## Prompt
Records follow. Copy every line with "sich".
# Provided data start
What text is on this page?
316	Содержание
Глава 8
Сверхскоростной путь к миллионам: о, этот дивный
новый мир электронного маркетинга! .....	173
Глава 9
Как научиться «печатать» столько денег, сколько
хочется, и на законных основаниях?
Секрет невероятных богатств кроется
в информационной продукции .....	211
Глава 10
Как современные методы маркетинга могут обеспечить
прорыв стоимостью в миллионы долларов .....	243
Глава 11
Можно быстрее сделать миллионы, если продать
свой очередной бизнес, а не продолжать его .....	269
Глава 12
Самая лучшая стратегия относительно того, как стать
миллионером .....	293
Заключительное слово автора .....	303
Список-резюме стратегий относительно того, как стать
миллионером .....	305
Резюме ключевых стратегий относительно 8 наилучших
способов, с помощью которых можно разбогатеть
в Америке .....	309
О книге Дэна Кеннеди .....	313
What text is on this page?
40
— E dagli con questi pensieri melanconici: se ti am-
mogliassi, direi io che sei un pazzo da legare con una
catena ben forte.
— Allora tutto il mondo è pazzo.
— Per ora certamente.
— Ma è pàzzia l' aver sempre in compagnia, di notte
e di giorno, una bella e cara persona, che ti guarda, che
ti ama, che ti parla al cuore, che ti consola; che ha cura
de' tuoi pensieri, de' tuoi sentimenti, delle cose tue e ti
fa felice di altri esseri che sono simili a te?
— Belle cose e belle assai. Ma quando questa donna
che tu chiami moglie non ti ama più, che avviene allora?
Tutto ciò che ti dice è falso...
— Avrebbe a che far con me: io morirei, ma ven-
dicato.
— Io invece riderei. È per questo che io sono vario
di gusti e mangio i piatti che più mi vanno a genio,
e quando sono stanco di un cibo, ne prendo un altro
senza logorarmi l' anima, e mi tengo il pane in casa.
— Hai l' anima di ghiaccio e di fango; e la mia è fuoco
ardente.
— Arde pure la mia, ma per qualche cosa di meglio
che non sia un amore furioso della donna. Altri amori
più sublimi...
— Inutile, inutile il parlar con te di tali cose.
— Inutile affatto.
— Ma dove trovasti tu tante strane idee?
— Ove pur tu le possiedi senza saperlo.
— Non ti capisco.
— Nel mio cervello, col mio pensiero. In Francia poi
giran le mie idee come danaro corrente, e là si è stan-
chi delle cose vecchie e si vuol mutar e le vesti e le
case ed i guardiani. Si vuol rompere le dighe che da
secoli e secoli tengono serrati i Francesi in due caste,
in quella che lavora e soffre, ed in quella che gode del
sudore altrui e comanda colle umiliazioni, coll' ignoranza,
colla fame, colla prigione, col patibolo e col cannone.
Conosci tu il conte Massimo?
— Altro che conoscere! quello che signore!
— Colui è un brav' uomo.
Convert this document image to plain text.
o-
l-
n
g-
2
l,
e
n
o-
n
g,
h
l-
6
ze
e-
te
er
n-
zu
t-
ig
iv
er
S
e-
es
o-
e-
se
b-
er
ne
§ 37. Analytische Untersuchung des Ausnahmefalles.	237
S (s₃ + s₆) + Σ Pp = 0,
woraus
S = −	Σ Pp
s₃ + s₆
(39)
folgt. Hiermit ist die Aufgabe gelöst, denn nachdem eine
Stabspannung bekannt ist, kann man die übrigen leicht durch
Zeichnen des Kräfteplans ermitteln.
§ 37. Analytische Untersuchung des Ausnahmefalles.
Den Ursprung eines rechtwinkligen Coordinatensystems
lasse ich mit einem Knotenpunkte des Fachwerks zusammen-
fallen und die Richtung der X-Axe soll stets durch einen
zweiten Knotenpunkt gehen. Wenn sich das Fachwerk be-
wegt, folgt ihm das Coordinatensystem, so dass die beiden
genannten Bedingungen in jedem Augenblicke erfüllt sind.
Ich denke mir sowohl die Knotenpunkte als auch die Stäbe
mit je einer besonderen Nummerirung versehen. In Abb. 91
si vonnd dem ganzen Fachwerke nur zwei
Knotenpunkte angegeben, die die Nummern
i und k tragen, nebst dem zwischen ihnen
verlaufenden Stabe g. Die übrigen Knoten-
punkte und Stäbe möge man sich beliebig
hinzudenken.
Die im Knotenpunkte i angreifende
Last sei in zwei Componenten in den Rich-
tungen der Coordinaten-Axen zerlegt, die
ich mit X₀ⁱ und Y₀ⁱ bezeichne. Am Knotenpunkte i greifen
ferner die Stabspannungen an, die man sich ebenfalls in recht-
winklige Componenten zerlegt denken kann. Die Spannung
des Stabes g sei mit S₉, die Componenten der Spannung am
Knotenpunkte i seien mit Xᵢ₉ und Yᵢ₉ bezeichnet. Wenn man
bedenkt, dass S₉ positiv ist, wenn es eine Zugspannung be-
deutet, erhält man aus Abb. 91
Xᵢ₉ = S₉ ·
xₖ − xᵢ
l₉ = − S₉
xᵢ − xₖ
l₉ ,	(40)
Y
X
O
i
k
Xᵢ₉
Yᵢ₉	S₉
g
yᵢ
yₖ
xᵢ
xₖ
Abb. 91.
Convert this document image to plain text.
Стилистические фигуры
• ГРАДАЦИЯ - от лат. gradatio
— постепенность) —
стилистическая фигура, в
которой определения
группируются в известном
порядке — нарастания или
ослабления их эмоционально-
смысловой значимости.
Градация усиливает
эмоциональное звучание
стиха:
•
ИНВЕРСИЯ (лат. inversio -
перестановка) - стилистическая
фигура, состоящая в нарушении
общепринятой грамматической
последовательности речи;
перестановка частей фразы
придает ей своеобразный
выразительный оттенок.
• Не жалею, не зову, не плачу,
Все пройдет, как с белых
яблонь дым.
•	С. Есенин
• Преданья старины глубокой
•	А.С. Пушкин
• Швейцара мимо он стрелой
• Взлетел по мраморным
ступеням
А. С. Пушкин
# Provided data end
## Output below
zweiten Knotenpunkt gehen. Wenn sich das Fachwerk be-
punkte und Stäbe möge man sich beliebig
ferner die Stabspannungen an, die man sich ebenfalls in recht-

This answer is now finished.